**WHAT TO WORK ON:** Without including the pictures, copy out every line below.

--- start of THE INPUT ---

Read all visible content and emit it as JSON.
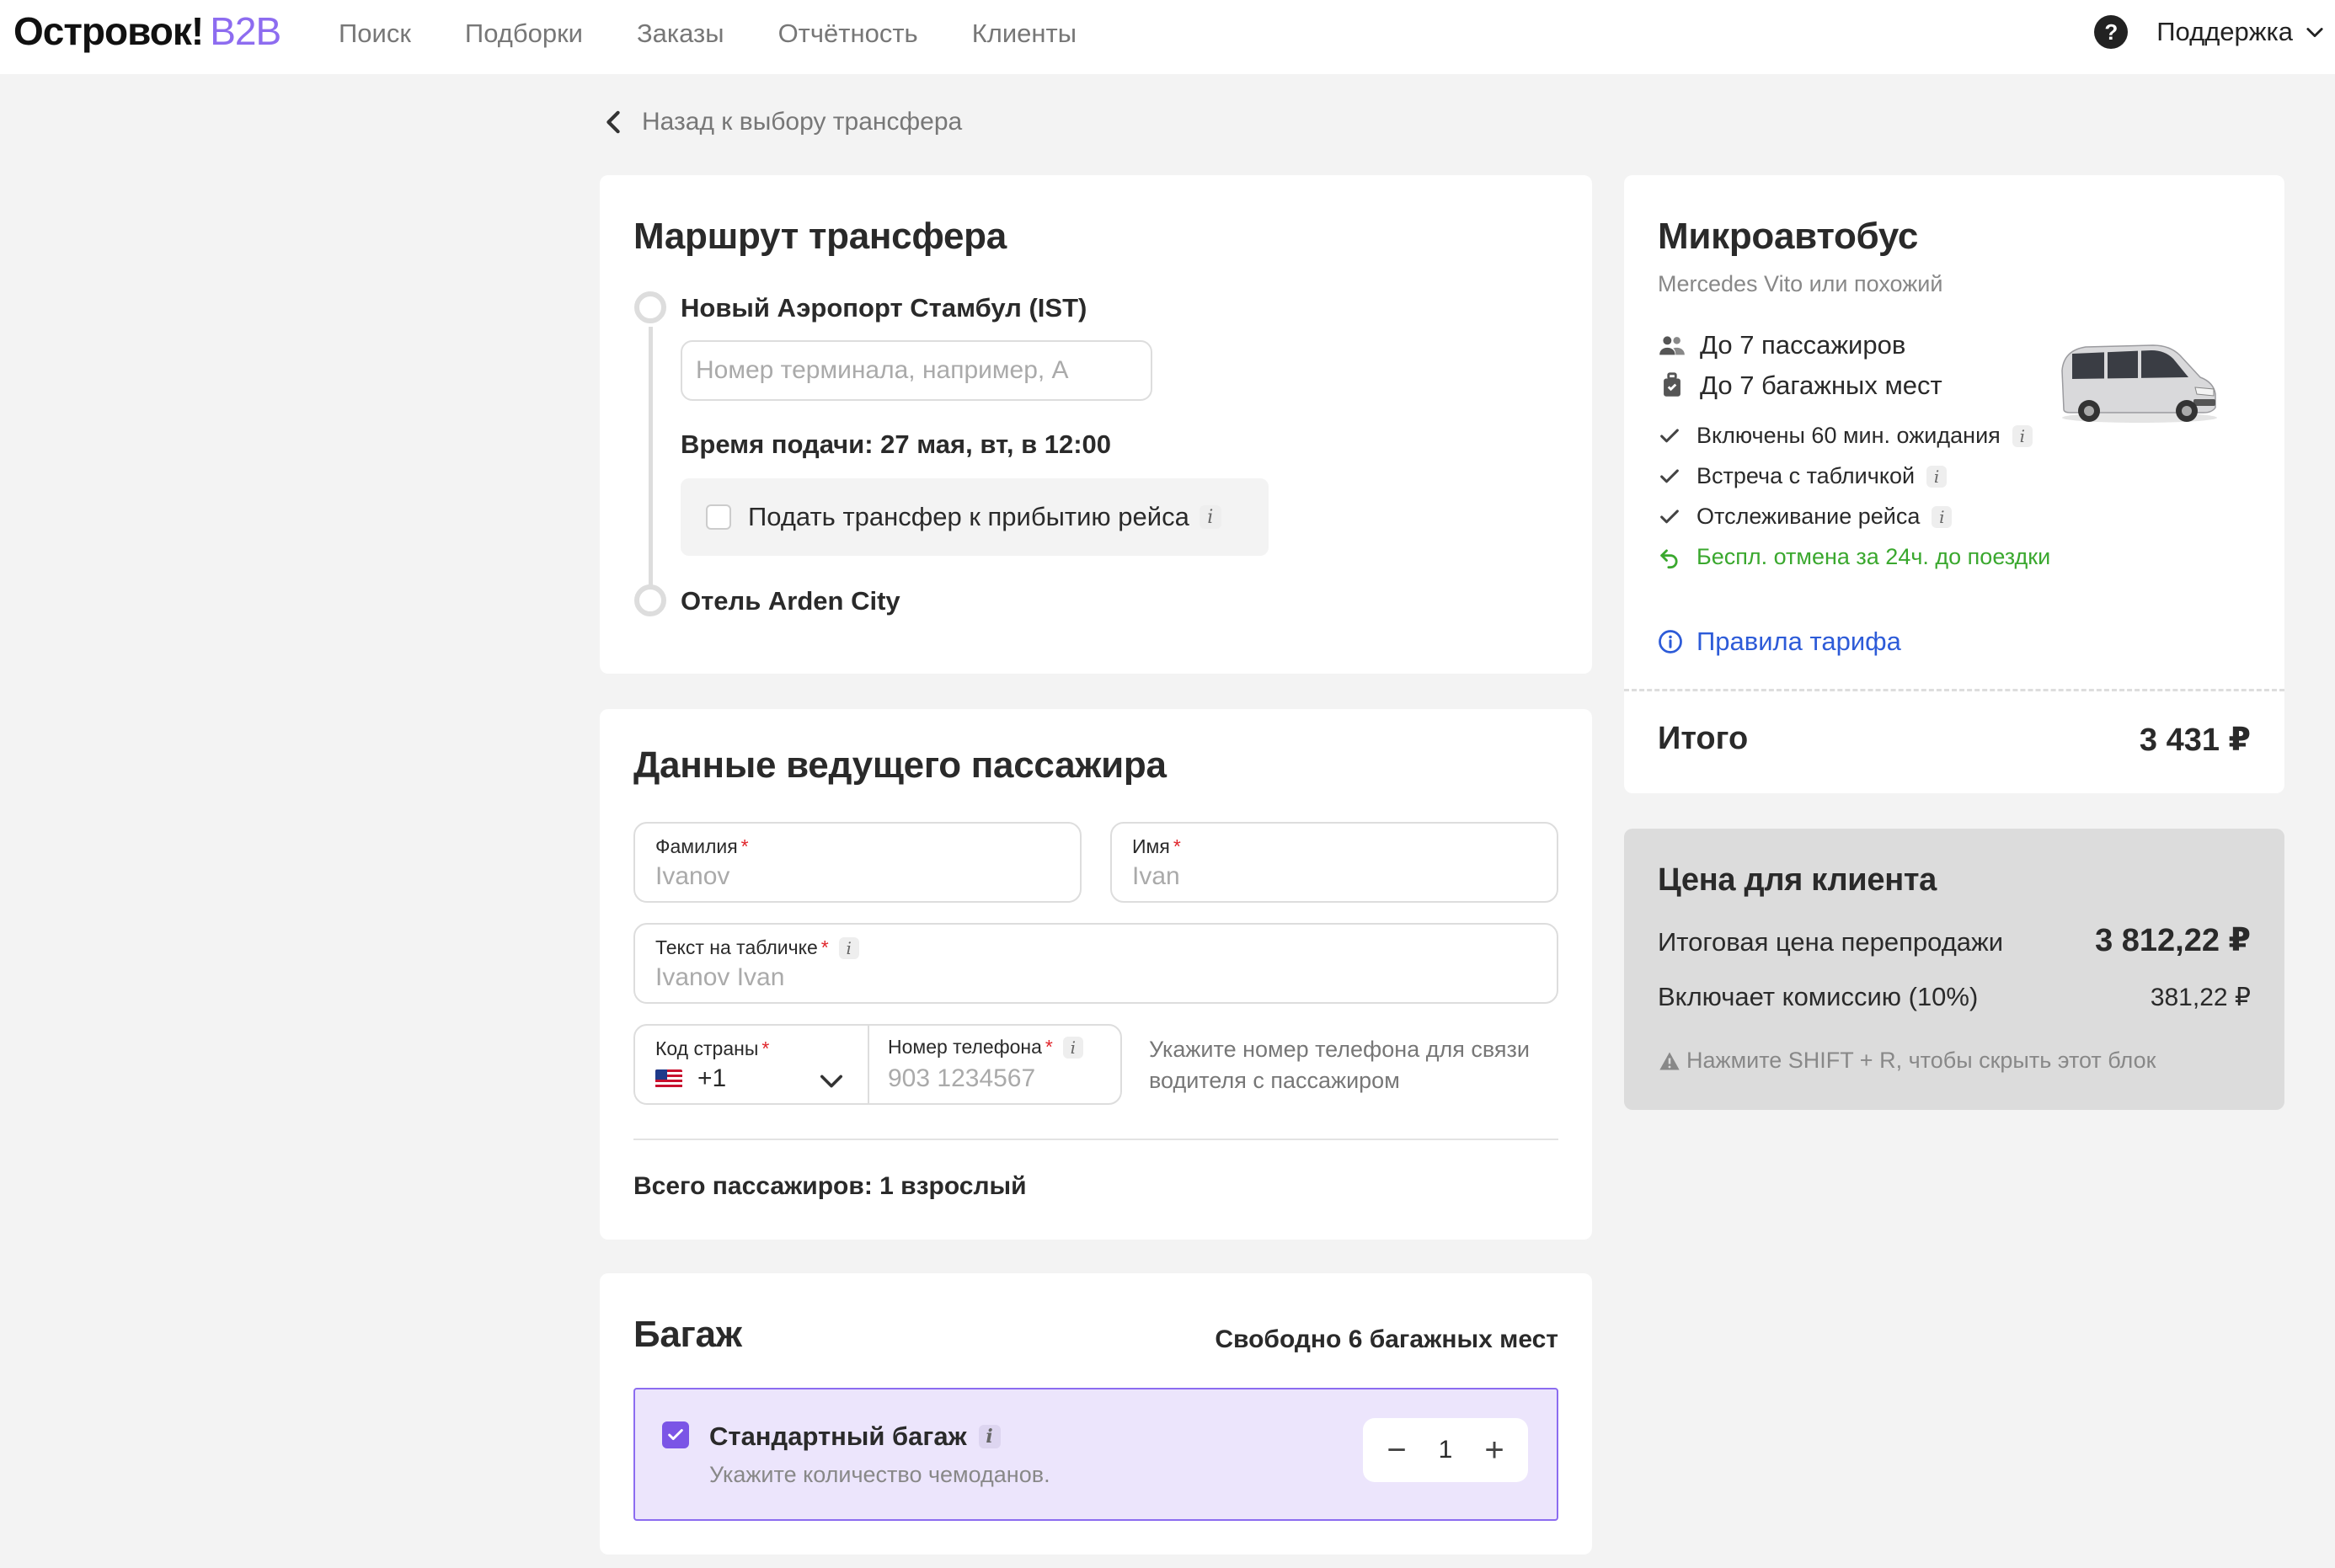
{
  "header": {
    "logo_main": "Островок!",
    "logo_b2b": "B2B",
    "nav": [
      "Поиск",
      "Подборки",
      "Заказы",
      "Отчётность",
      "Клиенты"
    ],
    "support_label": "Поддержка",
    "support_icon": "question-mark-icon"
  },
  "back": {
    "label": "Назад к выбору трансфера"
  },
  "route": {
    "title": "Маршрут трансфера",
    "from": "Новый Аэропорт Стамбул (IST)",
    "terminal_placeholder": "Номер терминала, например, А",
    "pickup_time": "Время подачи: 27 мая, вт, в 12:00",
    "arrival_option": "Подать трансфер к прибытию рейса",
    "arrival_checked": false,
    "to": "Отель Arden City"
  },
  "passenger": {
    "title": "Данные ведущего пассажира",
    "surname_label": "Фамилия",
    "surname_placeholder": "Ivanov",
    "name_label": "Имя",
    "name_placeholder": "Ivan",
    "sign_label": "Текст на табличке",
    "sign_placeholder": "Ivanov Ivan",
    "country_label": "Код страны",
    "country_code": "+1",
    "phone_label": "Номер телефона",
    "phone_placeholder": "903 1234567",
    "phone_hint": "Укажите номер телефона для связи водителя с пассажиром",
    "total": "Всего пассажиров: 1 взрослый",
    "required_mark": "*",
    "info_glyph": "i"
  },
  "baggage": {
    "title": "Багаж",
    "free": "Свободно 6 багажных мест",
    "item_title": "Стандартный багаж",
    "item_sub": "Укажите количество чемоданов.",
    "checked": true,
    "quantity": "1",
    "minus": "−",
    "plus": "+"
  },
  "vehicle": {
    "title": "Микроавтобус",
    "subtitle": "Mercedes Vito или похожий",
    "passengers": "До 7 пассажиров",
    "luggage": "До 7 багажных мест",
    "features": [
      "Включены 60 мин. ожидания",
      "Встреча с табличкой",
      "Отслеживание рейса"
    ],
    "cancellation": "Беспл. отмена за 24ч. до поездки",
    "tariff_link": "Правила тарифа",
    "total_label": "Итого",
    "total_value": "3 431 ₽"
  },
  "client_price": {
    "title": "Цена для клиента",
    "resale_label": "Итоговая цена перепродажи",
    "resale_value": "3 812,22 ₽",
    "commission_label": "Включает комиссию (10%)",
    "commission_value": "381,22 ₽",
    "hint": "Нажмите SHIFT + R, чтобы скрыть этот блок"
  },
  "colors": {
    "accent_purple": "#7b55e6",
    "link_blue": "#2d5bd8",
    "success_green": "#3aa82e",
    "required_red": "#e0252b"
  }
}
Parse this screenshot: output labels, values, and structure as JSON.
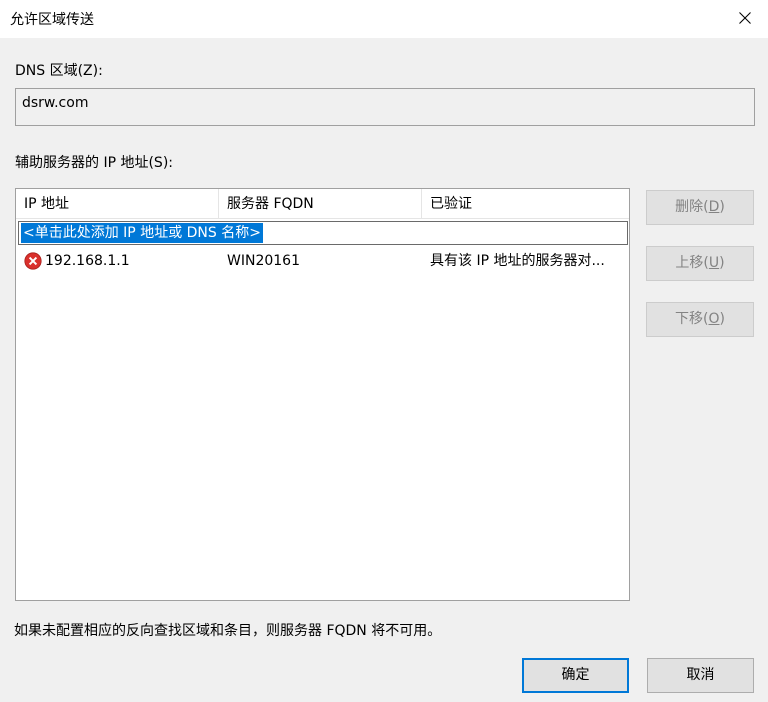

--- end of THE INPUT ---

**SOLVED EXERCISE:**
Read all visible content and emit it as JSON.
{
  "header": {
    "logo_main": "Островок!",
    "logo_b2b": "B2B",
    "nav": [
      "Поиск",
      "Подборки",
      "Заказы",
      "Отчётность",
      "Клиенты"
    ],
    "support_label": "Поддержка",
    "support_icon": "question-mark-icon"
  },
  "back": {
    "label": "Назад к выбору трансфера"
  },
  "route": {
    "title": "Маршрут трансфера",
    "from": "Новый Аэропорт Стамбул (IST)",
    "terminal_placeholder": "Номер терминала, например, А",
    "pickup_time": "Время подачи: 27 мая, вт, в 12:00",
    "arrival_option": "Подать трансфер к прибытию рейса",
    "arrival_checked": false,
    "to": "Отель Arden City"
  },
  "passenger": {
    "title": "Данные ведущего пассажира",
    "surname_label": "Фамилия",
    "surname_placeholder": "Ivanov",
    "name_label": "Имя",
    "name_placeholder": "Ivan",
    "sign_label": "Текст на табличке",
    "sign_placeholder": "Ivanov Ivan",
    "country_label": "Код страны",
    "country_code": "+1",
    "phone_label": "Номер телефона",
    "phone_placeholder": "903 1234567",
    "phone_hint": "Укажите номер телефона для связи водителя с пассажиром",
    "total": "Всего пассажиров: 1 взрослый",
    "required_mark": "*",
    "info_glyph": "i"
  },
  "baggage": {
    "title": "Багаж",
    "free": "Свободно 6 багажных мест",
    "item_title": "Стандартный багаж",
    "item_sub": "Укажите количество чемоданов.",
    "checked": true,
    "quantity": "1",
    "minus": "−",
    "plus": "+"
  },
  "vehicle": {
    "title": "Микроавтобус",
    "subtitle": "Mercedes Vito или похожий",
    "passengers": "До 7 пассажиров",
    "luggage": "До 7 багажных мест",
    "features": [
      "Включены 60 мин. ожидания",
      "Встреча с табличкой",
      "Отслеживание рейса"
    ],
    "cancellation": "Беспл. отмена за 24ч. до поездки",
    "tariff_link": "Правила тарифа",
    "total_label": "Итого",
    "total_value": "3 431 ₽"
  },
  "client_price": {
    "title": "Цена для клиента",
    "resale_label": "Итоговая цена перепродажи",
    "resale_value": "3 812,22 ₽",
    "commission_label": "Включает комиссию (10%)",
    "commission_value": "381,22 ₽",
    "hint": "Нажмите SHIFT + R, чтобы скрыть этот блок"
  },
  "colors": {
    "accent_purple": "#7b55e6",
    "link_blue": "#2d5bd8",
    "success_green": "#3aa82e",
    "required_red": "#e0252b"
  }
}
Parse this screenshot: output labels, values, and structure as JSON.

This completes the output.